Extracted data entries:
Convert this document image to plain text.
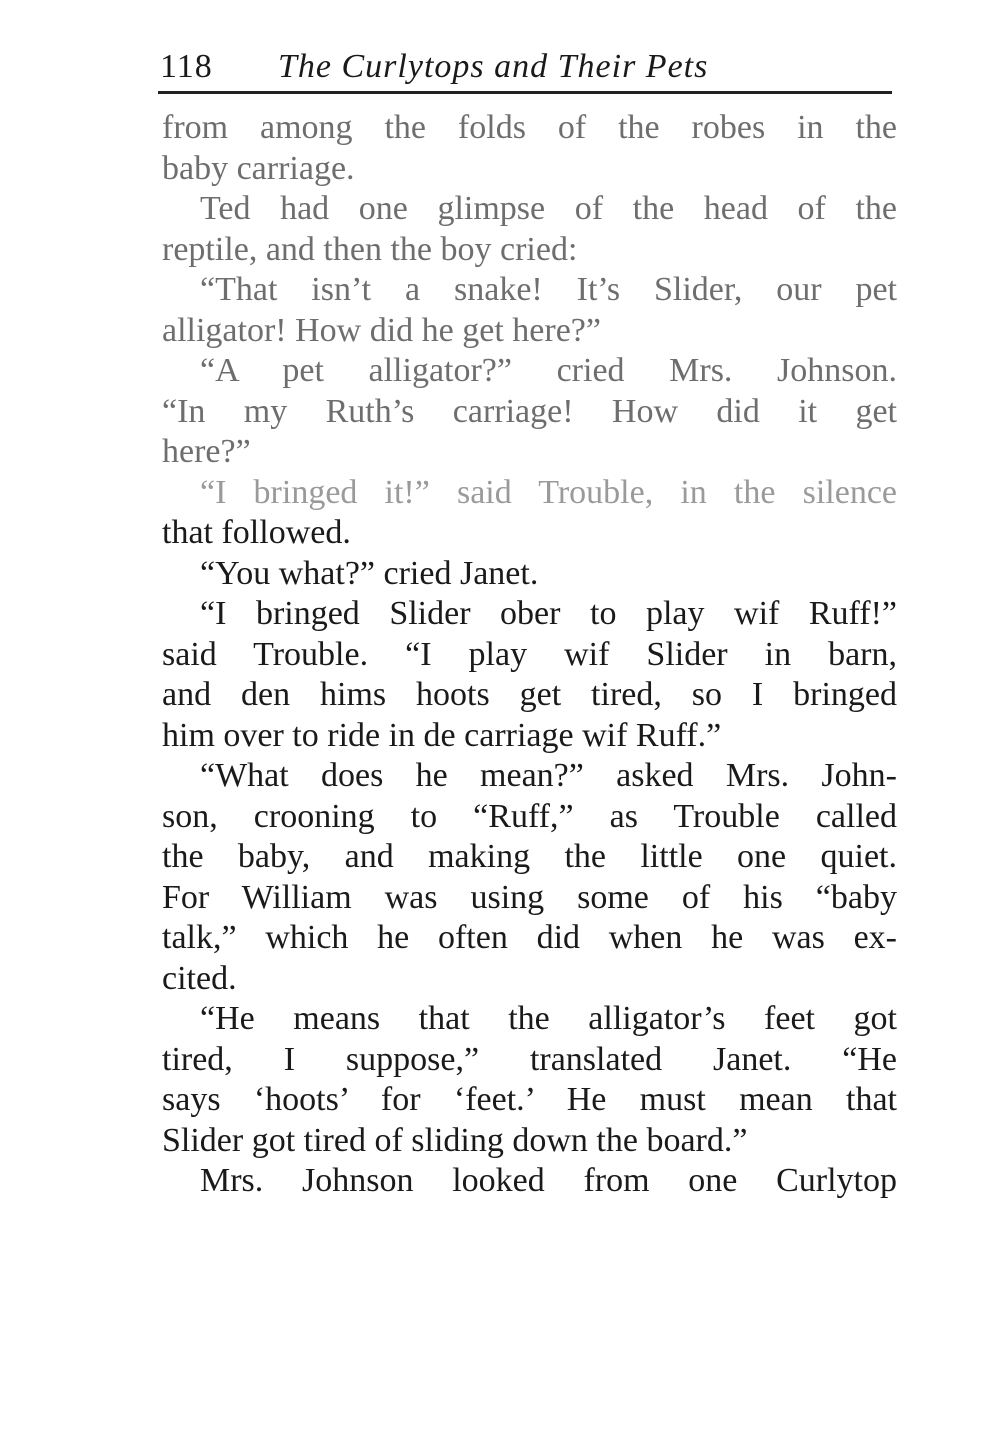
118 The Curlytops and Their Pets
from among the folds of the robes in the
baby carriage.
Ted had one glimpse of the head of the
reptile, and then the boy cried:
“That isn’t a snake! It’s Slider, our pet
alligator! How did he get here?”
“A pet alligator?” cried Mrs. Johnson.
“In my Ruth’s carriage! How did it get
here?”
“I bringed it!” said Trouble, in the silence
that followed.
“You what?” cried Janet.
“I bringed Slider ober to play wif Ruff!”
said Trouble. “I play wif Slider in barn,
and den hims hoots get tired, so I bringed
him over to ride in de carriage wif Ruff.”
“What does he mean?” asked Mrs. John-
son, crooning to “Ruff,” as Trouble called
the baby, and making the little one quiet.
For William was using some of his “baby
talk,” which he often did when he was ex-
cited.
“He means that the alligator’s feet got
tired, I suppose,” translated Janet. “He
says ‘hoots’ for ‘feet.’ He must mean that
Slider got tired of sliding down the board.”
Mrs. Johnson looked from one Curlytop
---
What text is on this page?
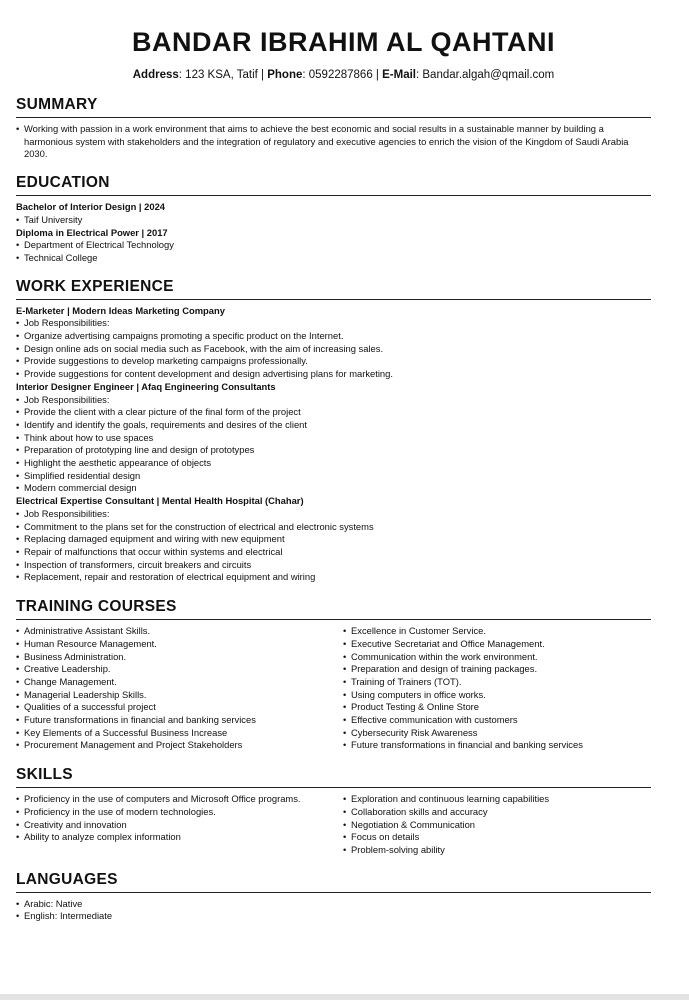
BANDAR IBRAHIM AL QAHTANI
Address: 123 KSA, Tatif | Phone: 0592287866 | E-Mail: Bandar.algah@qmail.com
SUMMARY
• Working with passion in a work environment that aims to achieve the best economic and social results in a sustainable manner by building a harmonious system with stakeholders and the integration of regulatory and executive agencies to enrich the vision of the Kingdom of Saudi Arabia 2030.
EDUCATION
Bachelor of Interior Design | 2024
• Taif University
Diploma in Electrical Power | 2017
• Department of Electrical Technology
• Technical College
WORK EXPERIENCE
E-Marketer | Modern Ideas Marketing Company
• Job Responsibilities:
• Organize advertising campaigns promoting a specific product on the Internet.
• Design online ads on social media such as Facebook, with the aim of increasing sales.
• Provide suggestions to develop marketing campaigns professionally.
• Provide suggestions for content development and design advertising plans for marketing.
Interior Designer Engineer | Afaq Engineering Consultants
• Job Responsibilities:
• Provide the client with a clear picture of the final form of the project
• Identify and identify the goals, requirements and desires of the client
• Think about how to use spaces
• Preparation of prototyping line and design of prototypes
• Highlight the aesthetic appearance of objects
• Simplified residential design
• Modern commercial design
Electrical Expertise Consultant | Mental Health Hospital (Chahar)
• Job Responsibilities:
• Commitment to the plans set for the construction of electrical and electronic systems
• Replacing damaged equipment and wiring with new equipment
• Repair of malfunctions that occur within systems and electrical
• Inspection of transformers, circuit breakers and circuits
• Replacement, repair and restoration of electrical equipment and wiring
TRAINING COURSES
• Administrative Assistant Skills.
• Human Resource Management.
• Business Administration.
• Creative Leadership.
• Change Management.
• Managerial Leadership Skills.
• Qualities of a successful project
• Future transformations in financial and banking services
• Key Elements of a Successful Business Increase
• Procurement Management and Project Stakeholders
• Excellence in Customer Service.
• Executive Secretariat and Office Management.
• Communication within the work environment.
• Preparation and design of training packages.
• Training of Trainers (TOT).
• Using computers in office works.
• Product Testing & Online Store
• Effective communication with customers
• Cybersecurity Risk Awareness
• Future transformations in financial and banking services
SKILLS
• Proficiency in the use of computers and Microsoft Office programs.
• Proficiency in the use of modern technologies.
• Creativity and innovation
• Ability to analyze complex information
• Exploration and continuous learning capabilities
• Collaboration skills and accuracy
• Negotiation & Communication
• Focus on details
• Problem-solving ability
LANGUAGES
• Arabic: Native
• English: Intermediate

### Description of the task
Read the data above. Pull out each line in which the string "from" appears.

### Solution
from among the folds of the robes in the
Mrs. Johnson looked from one Curlytop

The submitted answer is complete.